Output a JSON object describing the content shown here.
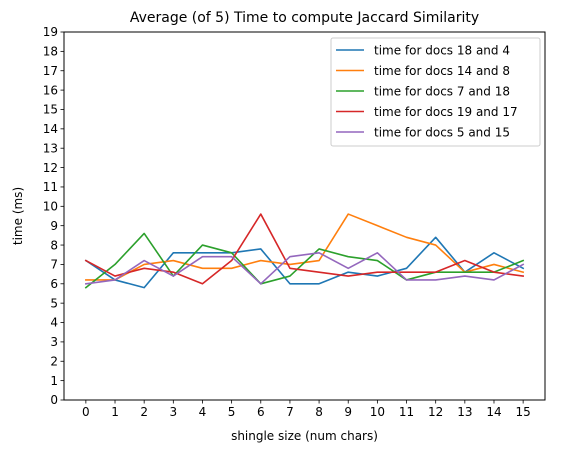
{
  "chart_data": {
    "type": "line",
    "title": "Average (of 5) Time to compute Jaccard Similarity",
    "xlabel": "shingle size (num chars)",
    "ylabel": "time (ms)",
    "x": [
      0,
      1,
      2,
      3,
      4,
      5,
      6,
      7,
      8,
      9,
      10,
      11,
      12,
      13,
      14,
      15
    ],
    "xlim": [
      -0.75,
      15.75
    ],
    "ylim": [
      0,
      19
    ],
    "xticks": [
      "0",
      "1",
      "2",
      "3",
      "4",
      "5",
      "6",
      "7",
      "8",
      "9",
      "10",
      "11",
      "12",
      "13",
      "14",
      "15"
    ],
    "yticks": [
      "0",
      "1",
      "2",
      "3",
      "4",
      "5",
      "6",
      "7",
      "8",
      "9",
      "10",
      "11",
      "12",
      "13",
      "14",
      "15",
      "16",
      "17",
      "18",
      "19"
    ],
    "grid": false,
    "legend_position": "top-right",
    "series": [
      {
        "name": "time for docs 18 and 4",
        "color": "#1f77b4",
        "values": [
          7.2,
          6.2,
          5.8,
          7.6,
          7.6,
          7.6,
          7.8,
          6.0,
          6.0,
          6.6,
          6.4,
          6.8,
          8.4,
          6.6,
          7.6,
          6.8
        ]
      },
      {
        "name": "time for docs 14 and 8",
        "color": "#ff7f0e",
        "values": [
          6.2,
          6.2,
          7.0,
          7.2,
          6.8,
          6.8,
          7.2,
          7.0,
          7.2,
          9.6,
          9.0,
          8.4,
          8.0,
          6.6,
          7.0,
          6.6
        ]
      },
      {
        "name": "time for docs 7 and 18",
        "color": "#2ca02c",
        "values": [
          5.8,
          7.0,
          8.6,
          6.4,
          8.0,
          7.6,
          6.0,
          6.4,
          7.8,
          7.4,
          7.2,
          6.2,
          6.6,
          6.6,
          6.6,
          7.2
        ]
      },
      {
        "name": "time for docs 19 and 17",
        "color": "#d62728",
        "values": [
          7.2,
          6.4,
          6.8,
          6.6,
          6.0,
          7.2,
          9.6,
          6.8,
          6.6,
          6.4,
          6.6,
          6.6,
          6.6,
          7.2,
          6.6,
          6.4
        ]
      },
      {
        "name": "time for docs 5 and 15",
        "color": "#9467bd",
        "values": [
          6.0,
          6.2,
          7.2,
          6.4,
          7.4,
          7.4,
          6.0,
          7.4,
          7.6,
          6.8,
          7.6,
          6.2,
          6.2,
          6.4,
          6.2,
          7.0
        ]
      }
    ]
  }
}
================================
Set exercise:
Gather each line in the entries above where the string "docs" is found.

Full output:
        "name": "time for docs 18 and 4",
        "name": "time for docs 14 and 8",
        "name": "time for docs 7 and 18",
        "name": "time for docs 19 and 17",
        "name": "time for docs 5 and 15",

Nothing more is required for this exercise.